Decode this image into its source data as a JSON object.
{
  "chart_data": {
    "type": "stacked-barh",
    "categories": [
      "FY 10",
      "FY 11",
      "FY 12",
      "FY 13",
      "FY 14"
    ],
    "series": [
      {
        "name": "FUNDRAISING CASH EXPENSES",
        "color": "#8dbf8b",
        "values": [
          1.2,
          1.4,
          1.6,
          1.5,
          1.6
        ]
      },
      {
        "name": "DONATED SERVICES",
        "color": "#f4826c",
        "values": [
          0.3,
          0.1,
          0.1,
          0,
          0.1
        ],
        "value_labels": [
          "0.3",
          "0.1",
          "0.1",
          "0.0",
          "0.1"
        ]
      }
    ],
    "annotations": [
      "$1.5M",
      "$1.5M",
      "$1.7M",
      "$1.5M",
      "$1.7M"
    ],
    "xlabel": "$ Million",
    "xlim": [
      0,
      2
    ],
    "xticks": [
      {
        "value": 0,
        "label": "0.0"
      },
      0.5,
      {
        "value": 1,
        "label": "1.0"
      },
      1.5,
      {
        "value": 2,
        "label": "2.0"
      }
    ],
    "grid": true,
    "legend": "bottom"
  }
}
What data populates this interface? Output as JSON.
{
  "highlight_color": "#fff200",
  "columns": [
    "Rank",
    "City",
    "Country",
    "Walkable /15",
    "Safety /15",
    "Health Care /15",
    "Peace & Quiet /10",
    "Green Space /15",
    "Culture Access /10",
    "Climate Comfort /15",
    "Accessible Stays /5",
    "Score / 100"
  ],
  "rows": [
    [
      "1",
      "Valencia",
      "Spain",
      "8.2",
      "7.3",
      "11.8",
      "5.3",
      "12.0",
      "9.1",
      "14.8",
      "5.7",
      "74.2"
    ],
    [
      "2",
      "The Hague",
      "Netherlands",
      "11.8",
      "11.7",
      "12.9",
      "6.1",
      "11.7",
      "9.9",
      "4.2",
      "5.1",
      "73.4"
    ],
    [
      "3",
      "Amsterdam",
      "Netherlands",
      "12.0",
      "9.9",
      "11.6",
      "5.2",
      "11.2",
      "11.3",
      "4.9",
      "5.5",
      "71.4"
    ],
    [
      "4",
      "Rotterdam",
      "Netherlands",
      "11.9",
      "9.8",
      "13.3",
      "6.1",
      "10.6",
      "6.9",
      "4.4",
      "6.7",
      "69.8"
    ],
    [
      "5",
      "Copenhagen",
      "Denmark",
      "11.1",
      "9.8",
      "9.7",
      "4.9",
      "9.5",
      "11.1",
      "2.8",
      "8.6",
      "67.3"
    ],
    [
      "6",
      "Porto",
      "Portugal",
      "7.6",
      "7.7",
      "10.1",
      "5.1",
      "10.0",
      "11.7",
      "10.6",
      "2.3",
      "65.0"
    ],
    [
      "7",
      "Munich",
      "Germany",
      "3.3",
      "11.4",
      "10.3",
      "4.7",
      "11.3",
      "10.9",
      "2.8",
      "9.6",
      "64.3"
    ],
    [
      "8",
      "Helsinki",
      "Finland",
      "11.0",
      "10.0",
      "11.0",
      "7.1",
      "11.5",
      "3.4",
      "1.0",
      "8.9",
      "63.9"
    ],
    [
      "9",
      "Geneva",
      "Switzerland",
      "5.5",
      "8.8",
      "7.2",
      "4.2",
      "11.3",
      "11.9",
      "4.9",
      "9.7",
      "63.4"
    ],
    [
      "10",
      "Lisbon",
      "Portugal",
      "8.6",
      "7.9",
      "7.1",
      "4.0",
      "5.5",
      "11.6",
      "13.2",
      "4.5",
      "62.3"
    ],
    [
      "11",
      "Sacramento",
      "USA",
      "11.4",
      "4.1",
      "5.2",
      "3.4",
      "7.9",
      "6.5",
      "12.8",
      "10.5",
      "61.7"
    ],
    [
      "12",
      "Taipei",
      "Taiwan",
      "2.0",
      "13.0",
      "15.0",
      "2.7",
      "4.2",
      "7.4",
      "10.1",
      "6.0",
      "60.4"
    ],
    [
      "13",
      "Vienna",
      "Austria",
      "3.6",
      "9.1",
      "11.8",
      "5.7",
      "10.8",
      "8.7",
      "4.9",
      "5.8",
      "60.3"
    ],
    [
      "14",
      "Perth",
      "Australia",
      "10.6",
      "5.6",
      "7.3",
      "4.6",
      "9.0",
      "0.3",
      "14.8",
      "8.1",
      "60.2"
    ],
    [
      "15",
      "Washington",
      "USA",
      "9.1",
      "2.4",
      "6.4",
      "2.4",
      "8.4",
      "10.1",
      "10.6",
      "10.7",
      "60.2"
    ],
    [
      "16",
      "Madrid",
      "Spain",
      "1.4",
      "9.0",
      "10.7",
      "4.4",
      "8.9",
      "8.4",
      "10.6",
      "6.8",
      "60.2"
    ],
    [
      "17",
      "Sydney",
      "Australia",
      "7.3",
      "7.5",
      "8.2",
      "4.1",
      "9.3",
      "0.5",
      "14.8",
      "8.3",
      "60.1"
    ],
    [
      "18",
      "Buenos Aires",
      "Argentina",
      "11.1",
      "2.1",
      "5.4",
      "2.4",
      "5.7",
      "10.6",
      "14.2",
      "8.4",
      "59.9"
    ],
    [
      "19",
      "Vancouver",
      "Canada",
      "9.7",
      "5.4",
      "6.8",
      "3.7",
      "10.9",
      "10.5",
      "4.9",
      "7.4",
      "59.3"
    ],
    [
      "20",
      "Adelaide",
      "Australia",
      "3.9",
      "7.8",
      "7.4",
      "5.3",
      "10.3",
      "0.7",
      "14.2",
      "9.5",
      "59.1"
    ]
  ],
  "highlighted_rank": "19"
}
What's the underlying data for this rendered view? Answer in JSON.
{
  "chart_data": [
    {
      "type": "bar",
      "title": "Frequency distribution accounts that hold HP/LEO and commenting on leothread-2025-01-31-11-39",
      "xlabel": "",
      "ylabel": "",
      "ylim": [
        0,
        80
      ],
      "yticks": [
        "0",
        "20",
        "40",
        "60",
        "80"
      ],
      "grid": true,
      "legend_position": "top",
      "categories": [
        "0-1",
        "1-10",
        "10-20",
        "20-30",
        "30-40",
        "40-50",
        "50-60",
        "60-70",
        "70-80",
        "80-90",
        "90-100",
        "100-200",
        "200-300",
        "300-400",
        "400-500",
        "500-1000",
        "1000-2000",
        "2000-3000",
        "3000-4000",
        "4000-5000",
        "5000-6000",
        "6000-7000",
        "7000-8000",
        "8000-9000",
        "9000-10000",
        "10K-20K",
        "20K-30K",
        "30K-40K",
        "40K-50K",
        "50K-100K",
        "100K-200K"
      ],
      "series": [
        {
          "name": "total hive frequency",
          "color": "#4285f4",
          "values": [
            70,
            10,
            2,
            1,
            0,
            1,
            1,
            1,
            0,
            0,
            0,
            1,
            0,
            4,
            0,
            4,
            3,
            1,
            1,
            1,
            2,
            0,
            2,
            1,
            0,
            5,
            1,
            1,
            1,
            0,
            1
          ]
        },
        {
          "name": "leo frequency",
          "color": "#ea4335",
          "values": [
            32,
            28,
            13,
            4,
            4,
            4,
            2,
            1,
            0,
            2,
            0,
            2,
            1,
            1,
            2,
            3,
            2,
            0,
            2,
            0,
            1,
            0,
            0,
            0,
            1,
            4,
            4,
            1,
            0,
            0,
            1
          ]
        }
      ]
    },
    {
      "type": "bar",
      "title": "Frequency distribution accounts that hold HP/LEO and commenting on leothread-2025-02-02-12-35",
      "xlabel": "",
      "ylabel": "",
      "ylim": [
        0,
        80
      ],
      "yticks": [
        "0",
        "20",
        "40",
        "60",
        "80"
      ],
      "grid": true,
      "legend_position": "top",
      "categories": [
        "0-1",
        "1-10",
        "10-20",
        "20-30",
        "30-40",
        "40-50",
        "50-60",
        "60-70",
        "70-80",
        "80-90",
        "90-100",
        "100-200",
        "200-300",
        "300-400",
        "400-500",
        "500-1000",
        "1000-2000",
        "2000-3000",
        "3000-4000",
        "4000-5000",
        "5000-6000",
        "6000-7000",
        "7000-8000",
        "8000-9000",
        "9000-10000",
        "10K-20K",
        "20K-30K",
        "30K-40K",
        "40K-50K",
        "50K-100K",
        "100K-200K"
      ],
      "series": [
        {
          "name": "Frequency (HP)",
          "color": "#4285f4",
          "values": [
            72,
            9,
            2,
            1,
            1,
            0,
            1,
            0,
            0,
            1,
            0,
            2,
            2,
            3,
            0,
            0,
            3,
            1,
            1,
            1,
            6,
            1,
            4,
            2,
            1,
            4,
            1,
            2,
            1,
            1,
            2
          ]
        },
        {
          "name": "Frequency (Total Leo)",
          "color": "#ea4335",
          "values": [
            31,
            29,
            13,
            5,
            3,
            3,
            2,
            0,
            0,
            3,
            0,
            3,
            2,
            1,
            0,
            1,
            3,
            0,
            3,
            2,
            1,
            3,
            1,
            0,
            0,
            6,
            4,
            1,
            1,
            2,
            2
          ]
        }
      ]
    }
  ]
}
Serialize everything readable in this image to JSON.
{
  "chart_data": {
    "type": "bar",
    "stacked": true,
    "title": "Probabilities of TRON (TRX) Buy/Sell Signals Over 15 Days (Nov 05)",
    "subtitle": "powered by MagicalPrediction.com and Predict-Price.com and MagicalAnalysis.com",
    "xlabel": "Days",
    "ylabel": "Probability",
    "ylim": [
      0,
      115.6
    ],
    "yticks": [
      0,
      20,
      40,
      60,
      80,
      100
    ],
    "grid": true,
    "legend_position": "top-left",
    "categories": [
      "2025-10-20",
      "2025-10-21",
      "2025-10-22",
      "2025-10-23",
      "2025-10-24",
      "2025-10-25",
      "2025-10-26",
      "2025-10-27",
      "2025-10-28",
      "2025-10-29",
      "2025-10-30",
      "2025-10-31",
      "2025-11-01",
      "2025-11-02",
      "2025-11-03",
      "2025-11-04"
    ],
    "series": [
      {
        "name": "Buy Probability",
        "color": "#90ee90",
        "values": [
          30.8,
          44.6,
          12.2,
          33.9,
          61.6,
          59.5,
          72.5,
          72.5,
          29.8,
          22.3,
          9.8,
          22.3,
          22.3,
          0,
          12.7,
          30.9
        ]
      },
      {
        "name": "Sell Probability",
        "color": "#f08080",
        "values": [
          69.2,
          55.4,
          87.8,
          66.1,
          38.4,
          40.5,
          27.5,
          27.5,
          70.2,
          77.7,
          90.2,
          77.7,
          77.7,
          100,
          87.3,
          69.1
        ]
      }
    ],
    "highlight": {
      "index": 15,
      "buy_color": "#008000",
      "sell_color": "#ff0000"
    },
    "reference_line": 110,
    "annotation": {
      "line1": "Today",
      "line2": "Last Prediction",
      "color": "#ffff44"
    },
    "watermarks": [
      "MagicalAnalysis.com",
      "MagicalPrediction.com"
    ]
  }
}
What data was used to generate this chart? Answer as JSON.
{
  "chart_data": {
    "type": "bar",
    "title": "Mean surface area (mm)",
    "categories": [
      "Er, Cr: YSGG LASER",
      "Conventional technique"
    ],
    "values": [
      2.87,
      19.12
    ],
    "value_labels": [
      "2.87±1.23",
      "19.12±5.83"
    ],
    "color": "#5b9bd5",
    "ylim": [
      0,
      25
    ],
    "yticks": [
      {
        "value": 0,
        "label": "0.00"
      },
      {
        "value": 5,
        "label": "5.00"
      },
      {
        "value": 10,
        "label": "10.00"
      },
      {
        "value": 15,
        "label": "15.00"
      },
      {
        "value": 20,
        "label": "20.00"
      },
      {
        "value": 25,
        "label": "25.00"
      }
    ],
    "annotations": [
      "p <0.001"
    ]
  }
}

┄┄┄┄┄┄┄┄┄┄┄┄┄┄┄┄┄┄┄┄

Problem details:
The lines to reproduce run from the one that contains "What data was" through the last line above; copy them exactly.

Output:
What data was used to generate this chart? Answer as JSON.
{
  "chart_data": {
    "type": "bar",
    "title": "Mean surface area (mm)",
    "categories": [
      "Er, Cr: YSGG LASER",
      "Conventional technique"
    ],
    "values": [
      2.87,
      19.12
    ],
    "value_labels": [
      "2.87±1.23",
      "19.12±5.83"
    ],
    "color": "#5b9bd5",
    "ylim": [
      0,
      25
    ],
    "yticks": [
      {
        "value": 0,
        "label": "0.00"
      },
      {
        "value": 5,
        "label": "5.00"
      },
      {
        "value": 10,
        "label": "10.00"
      },
      {
        "value": 15,
        "label": "15.00"
      },
      {
        "value": 20,
        "label": "20.00"
      },
      {
        "value": 25,
        "label": "25.00"
      }
    ],
    "annotations": [
      "p <0.001"
    ]
  }
}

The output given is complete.